Exercise description: Go through the entries below and count the lines holding the word "EPUB". Reply with only the number, please.

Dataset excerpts
— START —
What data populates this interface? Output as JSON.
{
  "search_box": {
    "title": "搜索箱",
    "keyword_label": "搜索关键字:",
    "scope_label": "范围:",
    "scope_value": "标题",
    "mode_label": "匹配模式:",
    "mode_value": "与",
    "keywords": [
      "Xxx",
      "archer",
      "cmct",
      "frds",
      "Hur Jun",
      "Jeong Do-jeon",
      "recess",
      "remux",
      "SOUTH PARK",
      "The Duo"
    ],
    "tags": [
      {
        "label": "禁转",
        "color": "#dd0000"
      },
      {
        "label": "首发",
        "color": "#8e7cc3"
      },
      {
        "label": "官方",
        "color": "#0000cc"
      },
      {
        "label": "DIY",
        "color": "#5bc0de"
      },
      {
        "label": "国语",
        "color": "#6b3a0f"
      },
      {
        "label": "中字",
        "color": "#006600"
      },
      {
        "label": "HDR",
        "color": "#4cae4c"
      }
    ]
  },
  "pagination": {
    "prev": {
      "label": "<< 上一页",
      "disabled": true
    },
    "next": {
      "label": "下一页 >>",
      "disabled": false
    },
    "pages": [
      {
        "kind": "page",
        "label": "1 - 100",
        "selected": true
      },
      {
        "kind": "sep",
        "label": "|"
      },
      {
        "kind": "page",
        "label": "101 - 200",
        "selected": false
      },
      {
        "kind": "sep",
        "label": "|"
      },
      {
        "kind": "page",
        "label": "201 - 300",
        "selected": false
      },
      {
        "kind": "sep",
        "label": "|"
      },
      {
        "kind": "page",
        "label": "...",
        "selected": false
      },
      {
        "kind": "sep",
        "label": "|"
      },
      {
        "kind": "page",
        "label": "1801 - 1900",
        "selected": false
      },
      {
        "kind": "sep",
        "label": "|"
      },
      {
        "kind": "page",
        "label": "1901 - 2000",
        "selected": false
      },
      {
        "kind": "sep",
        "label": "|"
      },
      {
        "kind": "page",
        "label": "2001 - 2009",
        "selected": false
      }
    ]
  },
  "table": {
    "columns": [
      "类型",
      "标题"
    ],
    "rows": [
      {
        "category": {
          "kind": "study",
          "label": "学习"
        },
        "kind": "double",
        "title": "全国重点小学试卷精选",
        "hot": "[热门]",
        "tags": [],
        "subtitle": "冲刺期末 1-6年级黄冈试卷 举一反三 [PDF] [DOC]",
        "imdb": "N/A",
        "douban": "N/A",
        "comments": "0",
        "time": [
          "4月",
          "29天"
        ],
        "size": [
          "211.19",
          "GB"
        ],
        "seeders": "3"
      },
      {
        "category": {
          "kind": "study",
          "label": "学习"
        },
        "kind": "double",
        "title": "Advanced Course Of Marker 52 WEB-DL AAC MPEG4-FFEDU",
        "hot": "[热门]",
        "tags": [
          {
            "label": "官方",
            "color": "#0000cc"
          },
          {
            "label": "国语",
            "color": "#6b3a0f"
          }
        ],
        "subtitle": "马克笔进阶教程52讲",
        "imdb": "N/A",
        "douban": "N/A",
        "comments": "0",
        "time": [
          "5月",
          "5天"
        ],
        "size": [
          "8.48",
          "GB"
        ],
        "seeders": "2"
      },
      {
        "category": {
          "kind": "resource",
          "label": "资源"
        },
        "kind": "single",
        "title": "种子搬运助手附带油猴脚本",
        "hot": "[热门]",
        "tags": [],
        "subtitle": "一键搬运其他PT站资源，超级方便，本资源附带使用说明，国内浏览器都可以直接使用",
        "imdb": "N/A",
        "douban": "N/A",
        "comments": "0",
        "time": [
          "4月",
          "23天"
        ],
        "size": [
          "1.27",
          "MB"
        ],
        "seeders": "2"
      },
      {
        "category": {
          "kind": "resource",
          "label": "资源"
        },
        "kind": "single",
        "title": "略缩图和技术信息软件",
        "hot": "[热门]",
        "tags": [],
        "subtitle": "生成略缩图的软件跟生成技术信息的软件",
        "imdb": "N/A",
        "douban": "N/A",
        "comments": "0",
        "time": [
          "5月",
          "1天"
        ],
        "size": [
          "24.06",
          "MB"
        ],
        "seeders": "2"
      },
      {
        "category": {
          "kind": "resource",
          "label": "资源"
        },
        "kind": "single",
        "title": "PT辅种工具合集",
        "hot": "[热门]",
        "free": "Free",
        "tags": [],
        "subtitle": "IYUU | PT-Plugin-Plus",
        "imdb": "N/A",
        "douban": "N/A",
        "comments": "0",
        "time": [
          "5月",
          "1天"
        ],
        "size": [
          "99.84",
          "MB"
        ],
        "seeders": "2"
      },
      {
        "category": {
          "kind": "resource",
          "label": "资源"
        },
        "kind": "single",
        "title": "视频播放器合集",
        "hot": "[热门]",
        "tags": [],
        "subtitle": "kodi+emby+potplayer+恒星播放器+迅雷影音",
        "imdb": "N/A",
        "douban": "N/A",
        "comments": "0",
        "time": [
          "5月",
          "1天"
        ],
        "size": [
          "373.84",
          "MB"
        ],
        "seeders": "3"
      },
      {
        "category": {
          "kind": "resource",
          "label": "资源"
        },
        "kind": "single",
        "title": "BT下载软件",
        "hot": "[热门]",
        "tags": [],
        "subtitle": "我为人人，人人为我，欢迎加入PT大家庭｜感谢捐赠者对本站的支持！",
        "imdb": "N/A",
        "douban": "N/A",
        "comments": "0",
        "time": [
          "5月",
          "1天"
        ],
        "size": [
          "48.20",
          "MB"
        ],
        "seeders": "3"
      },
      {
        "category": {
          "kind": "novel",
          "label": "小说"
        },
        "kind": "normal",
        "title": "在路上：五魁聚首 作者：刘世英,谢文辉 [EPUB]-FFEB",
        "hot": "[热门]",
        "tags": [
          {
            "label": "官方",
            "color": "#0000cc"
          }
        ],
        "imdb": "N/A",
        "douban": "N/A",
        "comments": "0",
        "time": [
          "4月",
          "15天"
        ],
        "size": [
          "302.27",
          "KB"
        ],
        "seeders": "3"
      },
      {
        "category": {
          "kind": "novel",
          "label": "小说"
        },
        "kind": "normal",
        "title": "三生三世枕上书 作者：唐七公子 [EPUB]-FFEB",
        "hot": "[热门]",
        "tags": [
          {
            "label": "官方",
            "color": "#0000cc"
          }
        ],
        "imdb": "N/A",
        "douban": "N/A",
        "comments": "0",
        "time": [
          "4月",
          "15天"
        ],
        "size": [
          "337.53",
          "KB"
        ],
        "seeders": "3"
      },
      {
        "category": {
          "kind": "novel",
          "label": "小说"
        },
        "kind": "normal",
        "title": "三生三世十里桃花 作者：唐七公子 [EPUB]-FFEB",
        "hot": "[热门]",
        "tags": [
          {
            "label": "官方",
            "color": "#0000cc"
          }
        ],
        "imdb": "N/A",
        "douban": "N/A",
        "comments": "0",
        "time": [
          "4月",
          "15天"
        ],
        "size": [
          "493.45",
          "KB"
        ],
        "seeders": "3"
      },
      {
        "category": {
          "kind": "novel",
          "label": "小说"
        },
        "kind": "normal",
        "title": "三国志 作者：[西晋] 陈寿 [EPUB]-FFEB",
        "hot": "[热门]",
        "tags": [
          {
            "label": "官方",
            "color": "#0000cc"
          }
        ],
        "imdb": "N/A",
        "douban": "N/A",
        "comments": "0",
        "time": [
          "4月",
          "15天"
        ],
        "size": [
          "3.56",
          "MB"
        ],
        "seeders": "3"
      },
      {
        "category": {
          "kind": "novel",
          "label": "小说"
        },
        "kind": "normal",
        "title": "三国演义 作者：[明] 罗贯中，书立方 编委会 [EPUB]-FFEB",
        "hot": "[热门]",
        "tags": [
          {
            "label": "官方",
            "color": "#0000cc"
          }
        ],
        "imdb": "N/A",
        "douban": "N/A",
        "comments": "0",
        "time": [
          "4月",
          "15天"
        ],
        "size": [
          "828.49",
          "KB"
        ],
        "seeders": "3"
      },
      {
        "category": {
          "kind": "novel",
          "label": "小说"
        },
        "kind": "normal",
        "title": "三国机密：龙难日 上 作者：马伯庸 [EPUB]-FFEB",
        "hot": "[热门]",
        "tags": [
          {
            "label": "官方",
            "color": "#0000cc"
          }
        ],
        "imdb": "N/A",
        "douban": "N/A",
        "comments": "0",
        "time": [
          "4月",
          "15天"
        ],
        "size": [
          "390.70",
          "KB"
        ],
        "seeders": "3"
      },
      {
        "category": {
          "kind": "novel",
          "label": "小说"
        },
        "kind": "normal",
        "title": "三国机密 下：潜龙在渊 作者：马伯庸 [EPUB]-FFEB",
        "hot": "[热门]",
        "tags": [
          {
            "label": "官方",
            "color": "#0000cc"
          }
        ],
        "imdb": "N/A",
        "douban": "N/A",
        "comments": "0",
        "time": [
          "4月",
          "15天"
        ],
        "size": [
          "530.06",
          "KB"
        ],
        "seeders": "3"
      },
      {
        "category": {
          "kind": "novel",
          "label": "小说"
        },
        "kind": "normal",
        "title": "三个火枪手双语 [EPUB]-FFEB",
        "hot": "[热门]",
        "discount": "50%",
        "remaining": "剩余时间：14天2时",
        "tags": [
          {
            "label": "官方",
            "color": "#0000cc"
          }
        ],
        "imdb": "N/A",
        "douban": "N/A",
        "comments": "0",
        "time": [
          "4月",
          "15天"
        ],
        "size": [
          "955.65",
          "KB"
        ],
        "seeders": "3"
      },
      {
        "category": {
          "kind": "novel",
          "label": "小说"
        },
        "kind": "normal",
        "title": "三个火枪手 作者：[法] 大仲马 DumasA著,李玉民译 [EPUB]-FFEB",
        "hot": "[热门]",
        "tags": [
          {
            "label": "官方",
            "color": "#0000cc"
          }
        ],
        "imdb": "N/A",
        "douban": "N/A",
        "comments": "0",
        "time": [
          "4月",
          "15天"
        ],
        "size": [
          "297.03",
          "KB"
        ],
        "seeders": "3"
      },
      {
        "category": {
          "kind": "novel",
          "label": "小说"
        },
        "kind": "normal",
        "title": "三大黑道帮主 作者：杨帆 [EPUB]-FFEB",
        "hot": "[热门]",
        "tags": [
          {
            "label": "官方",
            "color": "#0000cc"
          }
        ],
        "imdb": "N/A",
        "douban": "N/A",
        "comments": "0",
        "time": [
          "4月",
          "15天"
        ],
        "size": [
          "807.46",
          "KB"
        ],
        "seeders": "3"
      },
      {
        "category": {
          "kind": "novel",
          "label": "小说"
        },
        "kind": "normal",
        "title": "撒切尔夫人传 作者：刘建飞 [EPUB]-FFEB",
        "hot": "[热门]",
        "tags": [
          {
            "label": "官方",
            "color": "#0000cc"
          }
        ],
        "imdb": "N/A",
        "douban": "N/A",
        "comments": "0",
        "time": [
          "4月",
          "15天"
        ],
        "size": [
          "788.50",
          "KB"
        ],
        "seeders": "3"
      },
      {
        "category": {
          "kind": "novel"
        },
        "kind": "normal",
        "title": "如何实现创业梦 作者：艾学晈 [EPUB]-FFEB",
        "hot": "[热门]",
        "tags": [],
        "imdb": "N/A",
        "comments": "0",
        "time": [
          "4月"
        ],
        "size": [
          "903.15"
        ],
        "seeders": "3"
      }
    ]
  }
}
— END —
Solution for this exercise: 12